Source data
::::::::
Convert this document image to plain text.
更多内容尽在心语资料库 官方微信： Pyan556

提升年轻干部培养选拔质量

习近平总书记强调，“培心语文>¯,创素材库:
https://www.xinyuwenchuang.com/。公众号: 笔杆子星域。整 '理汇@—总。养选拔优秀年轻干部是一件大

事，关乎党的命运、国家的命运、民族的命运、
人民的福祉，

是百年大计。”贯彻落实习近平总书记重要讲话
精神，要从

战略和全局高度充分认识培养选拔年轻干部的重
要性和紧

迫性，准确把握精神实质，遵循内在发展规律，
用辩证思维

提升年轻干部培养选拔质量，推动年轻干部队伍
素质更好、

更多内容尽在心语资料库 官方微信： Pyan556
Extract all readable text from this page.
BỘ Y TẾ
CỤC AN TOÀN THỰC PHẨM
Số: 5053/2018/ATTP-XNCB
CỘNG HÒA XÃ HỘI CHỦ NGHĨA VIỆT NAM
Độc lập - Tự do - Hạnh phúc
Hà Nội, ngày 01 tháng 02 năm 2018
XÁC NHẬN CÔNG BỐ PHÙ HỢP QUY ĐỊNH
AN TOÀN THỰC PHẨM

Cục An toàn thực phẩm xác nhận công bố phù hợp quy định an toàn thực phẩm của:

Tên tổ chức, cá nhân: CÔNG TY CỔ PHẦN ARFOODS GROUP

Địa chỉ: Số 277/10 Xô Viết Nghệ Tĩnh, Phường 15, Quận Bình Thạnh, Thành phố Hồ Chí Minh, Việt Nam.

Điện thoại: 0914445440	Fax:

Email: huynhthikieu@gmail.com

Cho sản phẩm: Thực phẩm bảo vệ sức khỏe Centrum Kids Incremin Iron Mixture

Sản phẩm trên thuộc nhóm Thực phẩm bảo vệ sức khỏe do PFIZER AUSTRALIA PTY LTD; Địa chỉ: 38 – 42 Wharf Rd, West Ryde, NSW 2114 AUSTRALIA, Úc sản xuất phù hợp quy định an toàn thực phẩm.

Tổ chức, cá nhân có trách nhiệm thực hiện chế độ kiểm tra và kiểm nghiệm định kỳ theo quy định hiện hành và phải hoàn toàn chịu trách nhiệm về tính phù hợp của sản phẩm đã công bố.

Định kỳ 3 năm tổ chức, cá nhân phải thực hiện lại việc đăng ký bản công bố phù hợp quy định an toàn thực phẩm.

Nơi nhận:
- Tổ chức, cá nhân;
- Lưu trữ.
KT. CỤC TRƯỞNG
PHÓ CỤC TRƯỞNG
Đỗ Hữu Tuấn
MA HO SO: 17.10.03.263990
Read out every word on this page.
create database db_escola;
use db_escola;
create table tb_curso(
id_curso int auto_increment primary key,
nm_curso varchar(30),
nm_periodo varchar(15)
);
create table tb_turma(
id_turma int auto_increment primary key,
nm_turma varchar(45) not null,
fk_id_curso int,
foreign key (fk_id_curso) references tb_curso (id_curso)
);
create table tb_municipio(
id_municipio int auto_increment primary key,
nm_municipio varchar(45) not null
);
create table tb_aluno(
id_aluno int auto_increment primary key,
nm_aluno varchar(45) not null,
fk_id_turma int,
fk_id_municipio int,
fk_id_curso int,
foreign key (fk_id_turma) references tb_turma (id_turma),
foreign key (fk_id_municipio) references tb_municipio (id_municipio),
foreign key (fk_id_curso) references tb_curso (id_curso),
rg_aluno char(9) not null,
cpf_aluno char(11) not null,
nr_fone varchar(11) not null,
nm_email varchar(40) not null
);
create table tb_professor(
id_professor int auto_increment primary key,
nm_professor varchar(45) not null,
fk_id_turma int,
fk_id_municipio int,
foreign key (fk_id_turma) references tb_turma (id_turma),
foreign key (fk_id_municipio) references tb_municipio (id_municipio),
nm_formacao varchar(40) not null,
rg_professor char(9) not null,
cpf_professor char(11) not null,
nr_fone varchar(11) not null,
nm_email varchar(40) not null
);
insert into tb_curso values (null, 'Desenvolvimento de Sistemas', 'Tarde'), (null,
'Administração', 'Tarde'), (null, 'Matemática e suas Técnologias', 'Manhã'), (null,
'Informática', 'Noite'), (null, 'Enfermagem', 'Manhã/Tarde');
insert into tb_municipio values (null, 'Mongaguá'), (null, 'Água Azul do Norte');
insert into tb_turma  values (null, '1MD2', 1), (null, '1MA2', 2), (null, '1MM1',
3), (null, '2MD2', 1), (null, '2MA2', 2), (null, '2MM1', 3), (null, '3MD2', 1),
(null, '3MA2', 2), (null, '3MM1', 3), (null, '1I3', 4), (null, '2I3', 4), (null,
::::::::
Set down each entry again, unchanged.

| FINAL RESULT |
Convert this document image to plain text.
更多内容尽在心语资料库 官方微信： Pyan556

提升年轻干部培养选拔质量

习近平总书记强调，“培心语文>¯,创素材库:
https://www.xinyuwenchuang.com/。公众号: 笔杆子星域。整 '理汇@—总。养选拔优秀年轻干部是一件大

事，关乎党的命运、国家的命运、民族的命运、
人民的福祉，

是百年大计。”贯彻落实习近平总书记重要讲话
精神，要从

战略和全局高度充分认识培养选拔年轻干部的重
要性和紧

迫性，准确把握精神实质，遵循内在发展规律，
用辩证思维

提升年轻干部培养选拔质量，推动年轻干部队伍
素质更好、

更多内容尽在心语资料库 官方微信： Pyan556
Extract all readable text from this page.
BỘ Y TẾ
CỤC AN TOÀN THỰC PHẨM
Số: 5053/2018/ATTP-XNCB
CỘNG HÒA XÃ HỘI CHỦ NGHĨA VIỆT NAM
Độc lập - Tự do - Hạnh phúc
Hà Nội, ngày 01 tháng 02 năm 2018
XÁC NHẬN CÔNG BỐ PHÙ HỢP QUY ĐỊNH
AN TOÀN THỰC PHẨM

Cục An toàn thực phẩm xác nhận công bố phù hợp quy định an toàn thực phẩm của:

Tên tổ chức, cá nhân: CÔNG TY CỔ PHẦN ARFOODS GROUP

Địa chỉ: Số 277/10 Xô Viết Nghệ Tĩnh, Phường 15, Quận Bình Thạnh, Thành phố Hồ Chí Minh, Việt Nam.

Điện thoại: 0914445440	Fax:

Email: huynhthikieu@gmail.com

Cho sản phẩm: Thực phẩm bảo vệ sức khỏe Centrum Kids Incremin Iron Mixture

Sản phẩm trên thuộc nhóm Thực phẩm bảo vệ sức khỏe do PFIZER AUSTRALIA PTY LTD; Địa chỉ: 38 – 42 Wharf Rd, West Ryde, NSW 2114 AUSTRALIA, Úc sản xuất phù hợp quy định an toàn thực phẩm.

Tổ chức, cá nhân có trách nhiệm thực hiện chế độ kiểm tra và kiểm nghiệm định kỳ theo quy định hiện hành và phải hoàn toàn chịu trách nhiệm về tính phù hợp của sản phẩm đã công bố.

Định kỳ 3 năm tổ chức, cá nhân phải thực hiện lại việc đăng ký bản công bố phù hợp quy định an toàn thực phẩm.

Nơi nhận:
- Tổ chức, cá nhân;
- Lưu trữ.
KT. CỤC TRƯỞNG
PHÓ CỤC TRƯỞNG
Đỗ Hữu Tuấn
MA HO SO: 17.10.03.263990
Read out every word on this page.
create database db_escola;
use db_escola;
create table tb_curso(
id_curso int auto_increment primary key,
nm_curso varchar(30),
nm_periodo varchar(15)
);
create table tb_turma(
id_turma int auto_increment primary key,
nm_turma varchar(45) not null,
fk_id_curso int,
foreign key (fk_id_curso) references tb_curso (id_curso)
);
create table tb_municipio(
id_municipio int auto_increment primary key,
nm_municipio varchar(45) not null
);
create table tb_aluno(
id_aluno int auto_increment primary key,
nm_aluno varchar(45) not null,
fk_id_turma int,
fk_id_municipio int,
fk_id_curso int,
foreign key (fk_id_turma) references tb_turma (id_turma),
foreign key (fk_id_municipio) references tb_municipio (id_municipio),
foreign key (fk_id_curso) references tb_curso (id_curso),
rg_aluno char(9) not null,
cpf_aluno char(11) not null,
nr_fone varchar(11) not null,
nm_email varchar(40) not null
);
create table tb_professor(
id_professor int auto_increment primary key,
nm_professor varchar(45) not null,
fk_id_turma int,
fk_id_municipio int,
foreign key (fk_id_turma) references tb_turma (id_turma),
foreign key (fk_id_municipio) references tb_municipio (id_municipio),
nm_formacao varchar(40) not null,
rg_professor char(9) not null,
cpf_professor char(11) not null,
nr_fone varchar(11) not null,
nm_email varchar(40) not null
);
insert into tb_curso values (null, 'Desenvolvimento de Sistemas', 'Tarde'), (null,
'Administração', 'Tarde'), (null, 'Matemática e suas Técnologias', 'Manhã'), (null,
'Informática', 'Noite'), (null, 'Enfermagem', 'Manhã/Tarde');
insert into tb_municipio values (null, 'Mongaguá'), (null, 'Água Azul do Norte');
insert into tb_turma  values (null, '1MD2', 1), (null, '1MA2', 2), (null, '1MM1',
3), (null, '2MD2', 1), (null, '2MA2', 2), (null, '2MM1', 3), (null, '3MD2', 1),
(null, '3MA2', 2), (null, '3MM1', 3), (null, '1I3', 4), (null, '2I3', 4), (null,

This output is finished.